#### Data for this exercise ####

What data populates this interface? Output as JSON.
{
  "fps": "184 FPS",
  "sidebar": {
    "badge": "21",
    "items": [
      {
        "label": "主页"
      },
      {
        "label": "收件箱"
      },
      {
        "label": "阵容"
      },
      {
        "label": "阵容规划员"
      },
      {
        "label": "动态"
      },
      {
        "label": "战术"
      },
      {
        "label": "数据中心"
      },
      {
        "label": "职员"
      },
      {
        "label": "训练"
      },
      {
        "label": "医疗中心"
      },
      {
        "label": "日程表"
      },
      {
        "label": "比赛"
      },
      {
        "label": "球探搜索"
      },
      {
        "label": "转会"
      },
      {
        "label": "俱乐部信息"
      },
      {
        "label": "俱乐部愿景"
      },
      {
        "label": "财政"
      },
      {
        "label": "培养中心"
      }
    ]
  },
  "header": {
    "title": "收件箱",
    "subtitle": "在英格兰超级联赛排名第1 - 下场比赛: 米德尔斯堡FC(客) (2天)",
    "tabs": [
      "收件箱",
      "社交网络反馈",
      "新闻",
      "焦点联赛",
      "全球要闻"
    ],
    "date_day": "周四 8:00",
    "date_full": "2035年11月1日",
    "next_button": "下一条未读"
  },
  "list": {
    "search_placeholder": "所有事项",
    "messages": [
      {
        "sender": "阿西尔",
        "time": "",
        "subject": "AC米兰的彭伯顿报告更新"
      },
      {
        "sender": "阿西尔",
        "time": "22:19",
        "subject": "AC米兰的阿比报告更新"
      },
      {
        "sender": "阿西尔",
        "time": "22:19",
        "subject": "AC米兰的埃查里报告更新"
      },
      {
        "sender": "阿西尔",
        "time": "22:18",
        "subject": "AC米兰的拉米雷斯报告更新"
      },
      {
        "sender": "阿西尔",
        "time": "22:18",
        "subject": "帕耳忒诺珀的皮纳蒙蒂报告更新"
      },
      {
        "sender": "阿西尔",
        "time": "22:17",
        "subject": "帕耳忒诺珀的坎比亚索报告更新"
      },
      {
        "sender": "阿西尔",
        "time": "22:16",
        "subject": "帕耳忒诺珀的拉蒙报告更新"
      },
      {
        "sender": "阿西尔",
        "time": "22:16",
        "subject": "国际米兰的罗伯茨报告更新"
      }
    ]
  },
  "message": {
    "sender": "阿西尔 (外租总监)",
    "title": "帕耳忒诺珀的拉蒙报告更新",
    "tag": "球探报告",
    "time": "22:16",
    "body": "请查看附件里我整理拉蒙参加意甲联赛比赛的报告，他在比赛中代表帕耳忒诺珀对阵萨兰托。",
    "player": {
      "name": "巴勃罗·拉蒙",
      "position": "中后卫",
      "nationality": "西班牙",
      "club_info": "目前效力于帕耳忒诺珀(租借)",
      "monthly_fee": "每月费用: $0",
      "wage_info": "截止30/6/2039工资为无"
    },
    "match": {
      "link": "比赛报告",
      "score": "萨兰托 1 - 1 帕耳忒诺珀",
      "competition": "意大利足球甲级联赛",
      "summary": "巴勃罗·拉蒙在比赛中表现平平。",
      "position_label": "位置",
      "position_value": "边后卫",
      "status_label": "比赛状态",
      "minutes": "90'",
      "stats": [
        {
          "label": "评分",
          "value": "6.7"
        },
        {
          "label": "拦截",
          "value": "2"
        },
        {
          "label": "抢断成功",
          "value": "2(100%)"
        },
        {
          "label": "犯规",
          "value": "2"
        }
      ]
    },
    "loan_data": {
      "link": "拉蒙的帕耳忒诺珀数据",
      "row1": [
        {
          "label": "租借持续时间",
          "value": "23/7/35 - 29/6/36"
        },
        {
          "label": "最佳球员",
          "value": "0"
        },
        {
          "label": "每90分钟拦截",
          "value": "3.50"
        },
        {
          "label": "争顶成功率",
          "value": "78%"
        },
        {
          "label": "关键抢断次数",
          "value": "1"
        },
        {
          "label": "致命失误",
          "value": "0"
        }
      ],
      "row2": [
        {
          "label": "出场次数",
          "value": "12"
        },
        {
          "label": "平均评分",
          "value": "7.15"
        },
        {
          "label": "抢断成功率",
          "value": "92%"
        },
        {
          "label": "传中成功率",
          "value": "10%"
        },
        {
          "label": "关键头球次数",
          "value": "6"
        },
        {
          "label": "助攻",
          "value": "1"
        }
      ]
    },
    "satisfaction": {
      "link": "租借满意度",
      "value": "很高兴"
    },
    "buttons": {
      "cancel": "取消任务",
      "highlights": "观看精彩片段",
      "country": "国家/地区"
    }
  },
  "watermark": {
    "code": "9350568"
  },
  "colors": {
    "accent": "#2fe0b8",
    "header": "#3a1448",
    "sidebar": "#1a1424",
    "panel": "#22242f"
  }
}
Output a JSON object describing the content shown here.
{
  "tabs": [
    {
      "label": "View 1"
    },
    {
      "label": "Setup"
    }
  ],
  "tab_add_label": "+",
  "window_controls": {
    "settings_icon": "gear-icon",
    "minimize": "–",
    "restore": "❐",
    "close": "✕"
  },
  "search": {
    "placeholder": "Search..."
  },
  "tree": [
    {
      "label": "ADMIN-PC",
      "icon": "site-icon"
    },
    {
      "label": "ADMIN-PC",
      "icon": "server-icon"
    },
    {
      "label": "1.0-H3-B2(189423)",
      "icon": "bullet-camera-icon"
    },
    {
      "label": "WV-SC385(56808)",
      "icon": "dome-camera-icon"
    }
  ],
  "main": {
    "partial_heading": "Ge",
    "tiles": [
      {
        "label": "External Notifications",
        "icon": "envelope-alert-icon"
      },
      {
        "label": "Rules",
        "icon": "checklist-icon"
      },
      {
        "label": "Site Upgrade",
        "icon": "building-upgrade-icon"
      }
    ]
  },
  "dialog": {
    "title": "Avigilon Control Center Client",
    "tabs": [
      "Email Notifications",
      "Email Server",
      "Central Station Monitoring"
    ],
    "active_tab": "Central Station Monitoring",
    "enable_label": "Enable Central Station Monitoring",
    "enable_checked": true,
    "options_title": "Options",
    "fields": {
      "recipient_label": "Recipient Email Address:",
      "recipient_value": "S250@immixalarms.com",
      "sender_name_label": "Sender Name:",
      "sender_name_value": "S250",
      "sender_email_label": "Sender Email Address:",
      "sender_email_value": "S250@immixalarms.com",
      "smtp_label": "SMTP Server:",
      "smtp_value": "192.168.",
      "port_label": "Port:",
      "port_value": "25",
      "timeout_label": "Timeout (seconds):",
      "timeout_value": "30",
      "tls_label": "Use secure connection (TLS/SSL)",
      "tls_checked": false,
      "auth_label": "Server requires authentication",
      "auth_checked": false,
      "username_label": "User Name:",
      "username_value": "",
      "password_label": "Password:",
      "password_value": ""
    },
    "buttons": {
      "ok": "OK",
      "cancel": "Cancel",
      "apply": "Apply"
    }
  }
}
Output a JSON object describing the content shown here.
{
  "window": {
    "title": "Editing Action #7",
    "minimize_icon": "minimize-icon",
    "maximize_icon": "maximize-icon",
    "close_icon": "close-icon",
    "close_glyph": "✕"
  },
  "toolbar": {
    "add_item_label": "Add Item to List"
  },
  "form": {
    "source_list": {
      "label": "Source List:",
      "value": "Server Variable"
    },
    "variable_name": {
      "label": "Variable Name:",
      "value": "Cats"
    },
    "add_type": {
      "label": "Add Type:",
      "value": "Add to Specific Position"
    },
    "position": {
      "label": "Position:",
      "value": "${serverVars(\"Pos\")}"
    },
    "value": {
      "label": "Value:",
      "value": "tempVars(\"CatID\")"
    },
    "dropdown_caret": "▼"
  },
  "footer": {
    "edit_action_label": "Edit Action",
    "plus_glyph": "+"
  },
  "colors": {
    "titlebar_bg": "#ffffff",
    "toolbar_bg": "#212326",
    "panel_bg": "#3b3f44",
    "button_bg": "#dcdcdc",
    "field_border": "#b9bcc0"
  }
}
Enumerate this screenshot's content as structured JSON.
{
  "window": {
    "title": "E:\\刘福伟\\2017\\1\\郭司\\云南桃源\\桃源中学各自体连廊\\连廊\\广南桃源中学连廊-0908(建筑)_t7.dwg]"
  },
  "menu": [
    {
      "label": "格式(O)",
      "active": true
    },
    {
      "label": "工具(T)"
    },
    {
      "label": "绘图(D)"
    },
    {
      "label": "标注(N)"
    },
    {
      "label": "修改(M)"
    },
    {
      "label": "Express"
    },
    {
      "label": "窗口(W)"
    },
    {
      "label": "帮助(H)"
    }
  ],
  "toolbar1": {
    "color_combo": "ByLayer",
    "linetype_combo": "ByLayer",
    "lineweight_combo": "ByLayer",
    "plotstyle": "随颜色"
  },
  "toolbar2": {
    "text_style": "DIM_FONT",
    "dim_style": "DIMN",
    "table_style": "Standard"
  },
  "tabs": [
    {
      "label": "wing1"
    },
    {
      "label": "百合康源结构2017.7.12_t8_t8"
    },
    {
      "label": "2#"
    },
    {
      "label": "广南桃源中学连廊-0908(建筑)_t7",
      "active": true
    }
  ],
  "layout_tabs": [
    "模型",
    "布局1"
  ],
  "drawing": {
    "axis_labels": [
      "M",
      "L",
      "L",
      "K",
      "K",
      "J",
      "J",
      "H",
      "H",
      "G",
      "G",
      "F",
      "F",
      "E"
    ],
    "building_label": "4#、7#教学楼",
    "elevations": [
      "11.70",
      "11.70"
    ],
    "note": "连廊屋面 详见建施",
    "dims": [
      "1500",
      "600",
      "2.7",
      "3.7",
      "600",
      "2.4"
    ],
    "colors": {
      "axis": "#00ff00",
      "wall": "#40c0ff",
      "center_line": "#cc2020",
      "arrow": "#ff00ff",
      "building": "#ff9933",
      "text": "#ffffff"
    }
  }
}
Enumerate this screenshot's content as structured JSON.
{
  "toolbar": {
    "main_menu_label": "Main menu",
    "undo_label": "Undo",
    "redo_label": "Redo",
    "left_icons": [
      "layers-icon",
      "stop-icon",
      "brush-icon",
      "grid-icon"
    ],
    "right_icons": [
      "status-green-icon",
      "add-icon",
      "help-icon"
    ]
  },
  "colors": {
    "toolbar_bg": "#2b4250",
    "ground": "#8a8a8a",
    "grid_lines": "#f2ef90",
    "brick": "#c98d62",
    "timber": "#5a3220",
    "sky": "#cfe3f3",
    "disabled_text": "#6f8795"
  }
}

####

• [Task instructions] Only lines with the word "ByLayer" are wanted, so copy each one from the records.

• [Output for this exercise]
    "color_combo": "ByLayer",
    "linetype_combo": "ByLayer",
    "lineweight_combo": "ByLayer",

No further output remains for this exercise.